#### [WHAT IS ASKED]
Reproduce all of the records exactly.

#### [ENTRIES SUPPLIED]
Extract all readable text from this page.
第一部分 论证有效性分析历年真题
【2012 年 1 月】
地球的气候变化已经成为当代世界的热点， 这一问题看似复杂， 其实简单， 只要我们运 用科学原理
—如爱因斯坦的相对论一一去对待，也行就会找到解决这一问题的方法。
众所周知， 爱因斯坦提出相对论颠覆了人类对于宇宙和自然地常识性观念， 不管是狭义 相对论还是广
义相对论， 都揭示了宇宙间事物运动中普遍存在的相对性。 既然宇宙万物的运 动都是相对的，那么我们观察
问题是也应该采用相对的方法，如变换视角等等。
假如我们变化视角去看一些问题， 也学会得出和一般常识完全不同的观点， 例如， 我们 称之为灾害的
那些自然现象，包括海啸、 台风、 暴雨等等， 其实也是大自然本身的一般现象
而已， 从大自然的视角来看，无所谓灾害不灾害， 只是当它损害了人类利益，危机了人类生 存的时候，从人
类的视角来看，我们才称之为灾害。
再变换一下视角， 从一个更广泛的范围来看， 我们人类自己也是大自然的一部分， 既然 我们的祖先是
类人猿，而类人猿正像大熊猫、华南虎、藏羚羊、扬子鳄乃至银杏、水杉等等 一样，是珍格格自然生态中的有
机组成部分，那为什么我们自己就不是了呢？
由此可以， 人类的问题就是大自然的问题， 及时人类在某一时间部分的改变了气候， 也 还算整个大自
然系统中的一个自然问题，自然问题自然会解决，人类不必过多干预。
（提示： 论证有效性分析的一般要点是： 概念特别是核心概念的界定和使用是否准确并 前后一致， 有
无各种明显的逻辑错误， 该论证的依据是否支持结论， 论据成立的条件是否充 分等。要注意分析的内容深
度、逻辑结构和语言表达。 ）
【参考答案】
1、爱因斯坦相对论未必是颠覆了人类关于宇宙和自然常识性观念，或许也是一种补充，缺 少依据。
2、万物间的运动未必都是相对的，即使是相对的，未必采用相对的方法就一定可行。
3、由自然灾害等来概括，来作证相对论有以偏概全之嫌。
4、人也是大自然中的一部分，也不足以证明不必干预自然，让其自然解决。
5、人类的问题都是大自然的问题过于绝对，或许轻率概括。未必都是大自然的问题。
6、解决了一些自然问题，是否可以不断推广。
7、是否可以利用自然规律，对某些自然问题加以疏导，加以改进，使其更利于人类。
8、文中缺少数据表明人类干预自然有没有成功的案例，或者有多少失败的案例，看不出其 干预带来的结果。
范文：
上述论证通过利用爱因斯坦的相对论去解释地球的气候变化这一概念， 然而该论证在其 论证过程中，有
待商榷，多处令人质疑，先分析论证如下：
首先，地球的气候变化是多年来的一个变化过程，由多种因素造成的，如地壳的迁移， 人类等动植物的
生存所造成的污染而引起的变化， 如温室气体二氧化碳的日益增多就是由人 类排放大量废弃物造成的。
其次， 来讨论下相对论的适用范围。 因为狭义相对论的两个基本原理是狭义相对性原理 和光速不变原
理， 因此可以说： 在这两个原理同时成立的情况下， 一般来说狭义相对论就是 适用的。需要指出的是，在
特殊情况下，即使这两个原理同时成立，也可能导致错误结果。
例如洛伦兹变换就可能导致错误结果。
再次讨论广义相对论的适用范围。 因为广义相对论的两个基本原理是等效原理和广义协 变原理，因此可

#### [RESPONSE]
Extract all readable text from this page.
第一部分 论证有效性分析历年真题
【2012 年 1 月】
地球的气候变化已经成为当代世界的热点， 这一问题看似复杂， 其实简单， 只要我们运 用科学原理
—如爱因斯坦的相对论一一去对待，也行就会找到解决这一问题的方法。
众所周知， 爱因斯坦提出相对论颠覆了人类对于宇宙和自然地常识性观念， 不管是狭义 相对论还是广
义相对论， 都揭示了宇宙间事物运动中普遍存在的相对性。 既然宇宙万物的运 动都是相对的，那么我们观察
问题是也应该采用相对的方法，如变换视角等等。
假如我们变化视角去看一些问题， 也学会得出和一般常识完全不同的观点， 例如， 我们 称之为灾害的
那些自然现象，包括海啸、 台风、 暴雨等等， 其实也是大自然本身的一般现象
而已， 从大自然的视角来看，无所谓灾害不灾害， 只是当它损害了人类利益，危机了人类生 存的时候，从人
类的视角来看，我们才称之为灾害。
再变换一下视角， 从一个更广泛的范围来看， 我们人类自己也是大自然的一部分， 既然 我们的祖先是
类人猿，而类人猿正像大熊猫、华南虎、藏羚羊、扬子鳄乃至银杏、水杉等等 一样，是珍格格自然生态中的有
机组成部分，那为什么我们自己就不是了呢？
由此可以， 人类的问题就是大自然的问题， 及时人类在某一时间部分的改变了气候， 也 还算整个大自
然系统中的一个自然问题，自然问题自然会解决，人类不必过多干预。
（提示： 论证有效性分析的一般要点是： 概念特别是核心概念的界定和使用是否准确并 前后一致， 有
无各种明显的逻辑错误， 该论证的依据是否支持结论， 论据成立的条件是否充 分等。要注意分析的内容深
度、逻辑结构和语言表达。 ）
【参考答案】
1、爱因斯坦相对论未必是颠覆了人类关于宇宙和自然常识性观念，或许也是一种补充，缺 少依据。
2、万物间的运动未必都是相对的，即使是相对的，未必采用相对的方法就一定可行。
3、由自然灾害等来概括，来作证相对论有以偏概全之嫌。
4、人也是大自然中的一部分，也不足以证明不必干预自然，让其自然解决。
5、人类的问题都是大自然的问题过于绝对，或许轻率概括。未必都是大自然的问题。
6、解决了一些自然问题，是否可以不断推广。
7、是否可以利用自然规律，对某些自然问题加以疏导，加以改进，使其更利于人类。
8、文中缺少数据表明人类干预自然有没有成功的案例，或者有多少失败的案例，看不出其 干预带来的结果。
范文：
上述论证通过利用爱因斯坦的相对论去解释地球的气候变化这一概念， 然而该论证在其 论证过程中，有
待商榷，多处令人质疑，先分析论证如下：
首先，地球的气候变化是多年来的一个变化过程，由多种因素造成的，如地壳的迁移， 人类等动植物的
生存所造成的污染而引起的变化， 如温室气体二氧化碳的日益增多就是由人 类排放大量废弃物造成的。
其次， 来讨论下相对论的适用范围。 因为狭义相对论的两个基本原理是狭义相对性原理 和光速不变原
理， 因此可以说： 在这两个原理同时成立的情况下， 一般来说狭义相对论就是 适用的。需要指出的是，在
特殊情况下，即使这两个原理同时成立，也可能导致错误结果。
例如洛伦兹变换就可能导致错误结果。
再次讨论广义相对论的适用范围。 因为广义相对论的两个基本原理是等效原理和广义协 变原理，因此可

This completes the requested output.